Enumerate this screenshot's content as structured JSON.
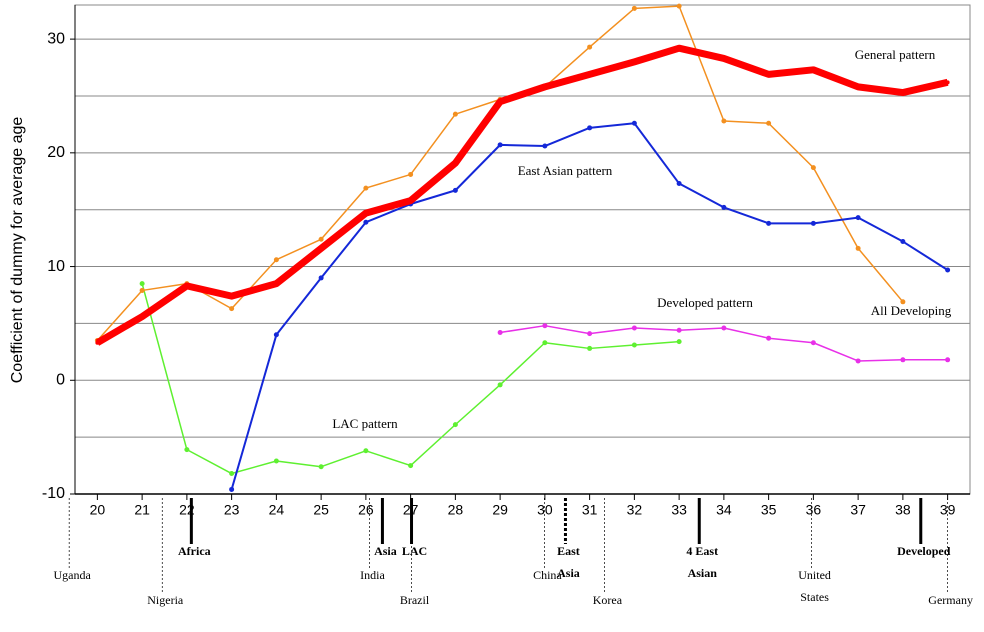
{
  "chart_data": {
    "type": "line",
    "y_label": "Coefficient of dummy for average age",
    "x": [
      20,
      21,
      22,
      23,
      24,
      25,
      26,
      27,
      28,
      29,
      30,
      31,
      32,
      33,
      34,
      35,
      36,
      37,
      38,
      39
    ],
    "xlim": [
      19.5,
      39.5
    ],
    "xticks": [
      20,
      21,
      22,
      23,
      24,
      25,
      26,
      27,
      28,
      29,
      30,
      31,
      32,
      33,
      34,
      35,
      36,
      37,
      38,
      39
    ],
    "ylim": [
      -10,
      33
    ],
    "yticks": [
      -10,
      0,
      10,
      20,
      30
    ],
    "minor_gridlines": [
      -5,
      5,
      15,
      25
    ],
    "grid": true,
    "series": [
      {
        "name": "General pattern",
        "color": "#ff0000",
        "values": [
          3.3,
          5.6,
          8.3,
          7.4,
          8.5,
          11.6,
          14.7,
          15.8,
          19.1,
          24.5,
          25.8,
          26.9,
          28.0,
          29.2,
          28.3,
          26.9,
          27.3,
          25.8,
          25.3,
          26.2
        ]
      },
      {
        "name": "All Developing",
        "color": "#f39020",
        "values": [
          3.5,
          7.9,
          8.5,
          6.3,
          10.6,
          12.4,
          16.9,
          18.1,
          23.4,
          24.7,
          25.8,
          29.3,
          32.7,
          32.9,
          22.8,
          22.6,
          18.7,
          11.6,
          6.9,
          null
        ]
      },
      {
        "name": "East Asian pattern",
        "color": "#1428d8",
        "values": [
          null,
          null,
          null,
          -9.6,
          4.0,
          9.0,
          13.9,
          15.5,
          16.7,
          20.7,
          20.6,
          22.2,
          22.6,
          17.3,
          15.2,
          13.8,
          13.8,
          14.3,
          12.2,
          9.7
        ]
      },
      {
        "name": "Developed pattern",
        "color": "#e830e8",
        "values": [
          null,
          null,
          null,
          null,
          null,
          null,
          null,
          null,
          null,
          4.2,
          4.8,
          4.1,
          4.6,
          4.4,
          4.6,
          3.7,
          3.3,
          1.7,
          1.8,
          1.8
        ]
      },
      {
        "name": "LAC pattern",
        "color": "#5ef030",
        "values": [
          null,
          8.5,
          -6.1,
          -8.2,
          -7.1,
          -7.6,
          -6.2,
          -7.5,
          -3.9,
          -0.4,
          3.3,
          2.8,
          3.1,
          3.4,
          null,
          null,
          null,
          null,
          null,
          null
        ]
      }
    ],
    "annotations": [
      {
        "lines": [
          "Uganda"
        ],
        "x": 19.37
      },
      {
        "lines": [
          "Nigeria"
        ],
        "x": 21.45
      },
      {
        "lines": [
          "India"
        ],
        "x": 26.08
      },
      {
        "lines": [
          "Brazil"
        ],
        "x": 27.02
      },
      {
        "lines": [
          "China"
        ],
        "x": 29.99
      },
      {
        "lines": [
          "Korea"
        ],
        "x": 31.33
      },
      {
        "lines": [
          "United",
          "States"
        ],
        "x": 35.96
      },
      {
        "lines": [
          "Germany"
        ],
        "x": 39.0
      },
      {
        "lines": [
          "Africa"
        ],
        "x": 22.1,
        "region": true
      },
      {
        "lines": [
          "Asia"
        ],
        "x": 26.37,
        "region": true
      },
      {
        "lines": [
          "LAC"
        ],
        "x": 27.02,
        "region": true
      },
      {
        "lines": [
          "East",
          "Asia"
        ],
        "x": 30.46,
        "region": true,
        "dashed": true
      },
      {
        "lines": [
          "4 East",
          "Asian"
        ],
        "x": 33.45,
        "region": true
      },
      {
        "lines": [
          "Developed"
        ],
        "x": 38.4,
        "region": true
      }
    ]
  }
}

• _What needs to be done_
Gather each line from the entries above that includes the word "pattern".

• _Response_
        "name": "General pattern",
        "name": "East Asian pattern",
        "name": "Developed pattern",
        "name": "LAC pattern",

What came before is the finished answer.